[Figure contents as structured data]
..........
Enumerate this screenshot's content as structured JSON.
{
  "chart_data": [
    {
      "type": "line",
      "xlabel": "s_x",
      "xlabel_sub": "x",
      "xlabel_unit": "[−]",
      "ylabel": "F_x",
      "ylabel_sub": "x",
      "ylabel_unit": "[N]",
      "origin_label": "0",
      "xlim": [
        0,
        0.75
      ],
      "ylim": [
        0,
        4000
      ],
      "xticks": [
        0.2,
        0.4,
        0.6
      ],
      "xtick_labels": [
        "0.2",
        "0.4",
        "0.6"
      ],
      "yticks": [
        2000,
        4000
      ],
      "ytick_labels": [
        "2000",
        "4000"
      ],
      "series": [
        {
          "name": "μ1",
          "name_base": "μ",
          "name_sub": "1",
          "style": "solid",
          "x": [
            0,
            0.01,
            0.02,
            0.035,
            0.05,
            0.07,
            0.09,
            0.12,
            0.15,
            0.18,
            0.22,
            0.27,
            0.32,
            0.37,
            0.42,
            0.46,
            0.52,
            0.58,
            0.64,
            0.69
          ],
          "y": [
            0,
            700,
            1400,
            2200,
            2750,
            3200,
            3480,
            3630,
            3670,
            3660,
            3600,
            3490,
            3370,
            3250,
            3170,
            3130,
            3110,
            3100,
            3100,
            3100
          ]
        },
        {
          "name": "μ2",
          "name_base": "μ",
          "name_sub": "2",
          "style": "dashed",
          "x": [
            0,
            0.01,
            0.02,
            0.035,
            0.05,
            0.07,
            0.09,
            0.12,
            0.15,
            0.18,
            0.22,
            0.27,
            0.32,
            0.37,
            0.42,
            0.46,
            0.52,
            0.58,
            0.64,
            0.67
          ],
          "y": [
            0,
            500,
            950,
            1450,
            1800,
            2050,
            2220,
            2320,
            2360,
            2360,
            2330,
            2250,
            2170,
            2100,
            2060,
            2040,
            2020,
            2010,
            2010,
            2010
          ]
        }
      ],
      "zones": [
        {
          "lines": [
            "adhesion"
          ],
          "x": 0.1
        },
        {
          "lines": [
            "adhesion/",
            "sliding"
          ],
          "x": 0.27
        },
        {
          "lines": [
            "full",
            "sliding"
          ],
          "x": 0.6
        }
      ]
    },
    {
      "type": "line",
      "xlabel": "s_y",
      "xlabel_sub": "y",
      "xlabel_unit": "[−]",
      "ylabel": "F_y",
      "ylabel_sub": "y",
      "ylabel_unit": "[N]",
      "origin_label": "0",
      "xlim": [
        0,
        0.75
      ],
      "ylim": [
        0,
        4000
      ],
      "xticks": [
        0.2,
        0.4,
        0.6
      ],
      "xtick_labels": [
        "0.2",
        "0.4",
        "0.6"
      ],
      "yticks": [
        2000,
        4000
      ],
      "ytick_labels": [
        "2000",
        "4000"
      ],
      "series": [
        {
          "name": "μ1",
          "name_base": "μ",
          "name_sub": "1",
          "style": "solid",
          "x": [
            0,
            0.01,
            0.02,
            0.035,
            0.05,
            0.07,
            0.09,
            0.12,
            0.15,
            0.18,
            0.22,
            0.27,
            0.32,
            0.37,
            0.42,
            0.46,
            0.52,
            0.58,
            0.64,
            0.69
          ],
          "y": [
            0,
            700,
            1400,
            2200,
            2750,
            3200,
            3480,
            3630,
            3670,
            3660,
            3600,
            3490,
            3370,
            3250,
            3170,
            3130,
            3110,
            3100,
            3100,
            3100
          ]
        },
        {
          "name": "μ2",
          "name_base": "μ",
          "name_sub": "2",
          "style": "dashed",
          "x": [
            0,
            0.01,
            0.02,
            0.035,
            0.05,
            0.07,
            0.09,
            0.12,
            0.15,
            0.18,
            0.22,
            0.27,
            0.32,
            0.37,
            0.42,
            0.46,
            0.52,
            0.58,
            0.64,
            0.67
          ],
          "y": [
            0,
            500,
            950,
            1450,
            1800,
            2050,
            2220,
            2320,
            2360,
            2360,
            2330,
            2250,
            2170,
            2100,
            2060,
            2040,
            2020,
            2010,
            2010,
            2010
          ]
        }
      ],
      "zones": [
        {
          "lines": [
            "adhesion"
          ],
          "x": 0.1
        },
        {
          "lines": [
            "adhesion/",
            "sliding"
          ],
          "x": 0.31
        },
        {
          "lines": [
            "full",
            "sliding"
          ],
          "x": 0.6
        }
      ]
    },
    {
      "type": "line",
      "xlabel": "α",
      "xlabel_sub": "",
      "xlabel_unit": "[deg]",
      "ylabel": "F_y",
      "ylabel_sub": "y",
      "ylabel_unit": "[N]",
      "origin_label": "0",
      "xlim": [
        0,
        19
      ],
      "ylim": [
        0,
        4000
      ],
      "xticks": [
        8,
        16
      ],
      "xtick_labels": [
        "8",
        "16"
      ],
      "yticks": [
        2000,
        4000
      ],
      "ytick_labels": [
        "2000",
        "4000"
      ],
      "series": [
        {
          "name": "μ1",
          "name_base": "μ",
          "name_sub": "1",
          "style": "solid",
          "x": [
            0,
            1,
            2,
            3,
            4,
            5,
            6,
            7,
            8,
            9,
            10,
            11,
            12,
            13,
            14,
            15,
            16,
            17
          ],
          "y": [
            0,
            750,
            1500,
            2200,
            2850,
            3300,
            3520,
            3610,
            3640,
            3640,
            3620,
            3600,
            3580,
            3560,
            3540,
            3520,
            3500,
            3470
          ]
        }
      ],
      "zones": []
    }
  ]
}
..........
What you are asked to do: Copy all the lines, exactly.

Response:
Enumerate this screenshot's content as structured JSON.
{
  "chart_data": [
    {
      "type": "line",
      "xlabel": "s_x",
      "xlabel_sub": "x",
      "xlabel_unit": "[−]",
      "ylabel": "F_x",
      "ylabel_sub": "x",
      "ylabel_unit": "[N]",
      "origin_label": "0",
      "xlim": [
        0,
        0.75
      ],
      "ylim": [
        0,
        4000
      ],
      "xticks": [
        0.2,
        0.4,
        0.6
      ],
      "xtick_labels": [
        "0.2",
        "0.4",
        "0.6"
      ],
      "yticks": [
        2000,
        4000
      ],
      "ytick_labels": [
        "2000",
        "4000"
      ],
      "series": [
        {
          "name": "μ1",
          "name_base": "μ",
          "name_sub": "1",
          "style": "solid",
          "x": [
            0,
            0.01,
            0.02,
            0.035,
            0.05,
            0.07,
            0.09,
            0.12,
            0.15,
            0.18,
            0.22,
            0.27,
            0.32,
            0.37,
            0.42,
            0.46,
            0.52,
            0.58,
            0.64,
            0.69
          ],
          "y": [
            0,
            700,
            1400,
            2200,
            2750,
            3200,
            3480,
            3630,
            3670,
            3660,
            3600,
            3490,
            3370,
            3250,
            3170,
            3130,
            3110,
            3100,
            3100,
            3100
          ]
        },
        {
          "name": "μ2",
          "name_base": "μ",
          "name_sub": "2",
          "style": "dashed",
          "x": [
            0,
            0.01,
            0.02,
            0.035,
            0.05,
            0.07,
            0.09,
            0.12,
            0.15,
            0.18,
            0.22,
            0.27,
            0.32,
            0.37,
            0.42,
            0.46,
            0.52,
            0.58,
            0.64,
            0.67
          ],
          "y": [
            0,
            500,
            950,
            1450,
            1800,
            2050,
            2220,
            2320,
            2360,
            2360,
            2330,
            2250,
            2170,
            2100,
            2060,
            2040,
            2020,
            2010,
            2010,
            2010
          ]
        }
      ],
      "zones": [
        {
          "lines": [
            "adhesion"
          ],
          "x": 0.1
        },
        {
          "lines": [
            "adhesion/",
            "sliding"
          ],
          "x": 0.27
        },
        {
          "lines": [
            "full",
            "sliding"
          ],
          "x": 0.6
        }
      ]
    },
    {
      "type": "line",
      "xlabel": "s_y",
      "xlabel_sub": "y",
      "xlabel_unit": "[−]",
      "ylabel": "F_y",
      "ylabel_sub": "y",
      "ylabel_unit": "[N]",
      "origin_label": "0",
      "xlim": [
        0,
        0.75
      ],
      "ylim": [
        0,
        4000
      ],
      "xticks": [
        0.2,
        0.4,
        0.6
      ],
      "xtick_labels": [
        "0.2",
        "0.4",
        "0.6"
      ],
      "yticks": [
        2000,
        4000
      ],
      "ytick_labels": [
        "2000",
        "4000"
      ],
      "series": [
        {
          "name": "μ1",
          "name_base": "μ",
          "name_sub": "1",
          "style": "solid",
          "x": [
            0,
            0.01,
            0.02,
            0.035,
            0.05,
            0.07,
            0.09,
            0.12,
            0.15,
            0.18,
            0.22,
            0.27,
            0.32,
            0.37,
            0.42,
            0.46,
            0.52,
            0.58,
            0.64,
            0.69
          ],
          "y": [
            0,
            700,
            1400,
            2200,
            2750,
            3200,
            3480,
            3630,
            3670,
            3660,
            3600,
            3490,
            3370,
            3250,
            3170,
            3130,
            3110,
            3100,
            3100,
            3100
          ]
        },
        {
          "name": "μ2",
          "name_base": "μ",
          "name_sub": "2",
          "style": "dashed",
          "x": [
            0,
            0.01,
            0.02,
            0.035,
            0.05,
            0.07,
            0.09,
            0.12,
            0.15,
            0.18,
            0.22,
            0.27,
            0.32,
            0.37,
            0.42,
            0.46,
            0.52,
            0.58,
            0.64,
            0.67
          ],
          "y": [
            0,
            500,
            950,
            1450,
            1800,
            2050,
            2220,
            2320,
            2360,
            2360,
            2330,
            2250,
            2170,
            2100,
            2060,
            2040,
            2020,
            2010,
            2010,
            2010
          ]
        }
      ],
      "zones": [
        {
          "lines": [
            "adhesion"
          ],
          "x": 0.1
        },
        {
          "lines": [
            "adhesion/",
            "sliding"
          ],
          "x": 0.31
        },
        {
          "lines": [
            "full",
            "sliding"
          ],
          "x": 0.6
        }
      ]
    },
    {
      "type": "line",
      "xlabel": "α",
      "xlabel_sub": "",
      "xlabel_unit": "[deg]",
      "ylabel": "F_y",
      "ylabel_sub": "y",
      "ylabel_unit": "[N]",
      "origin_label": "0",
      "xlim": [
        0,
        19
      ],
      "ylim": [
        0,
        4000
      ],
      "xticks": [
        8,
        16
      ],
      "xtick_labels": [
        "8",
        "16"
      ],
      "yticks": [
        2000,
        4000
      ],
      "ytick_labels": [
        "2000",
        "4000"
      ],
      "series": [
        {
          "name": "μ1",
          "name_base": "μ",
          "name_sub": "1",
          "style": "solid",
          "x": [
            0,
            1,
            2,
            3,
            4,
            5,
            6,
            7,
            8,
            9,
            10,
            11,
            12,
            13,
            14,
            15,
            16,
            17
          ],
          "y": [
            0,
            750,
            1500,
            2200,
            2850,
            3300,
            3520,
            3610,
            3640,
            3640,
            3620,
            3600,
            3580,
            3560,
            3540,
            3520,
            3500,
            3470
          ]
        }
      ],
      "zones": []
    }
  ]
}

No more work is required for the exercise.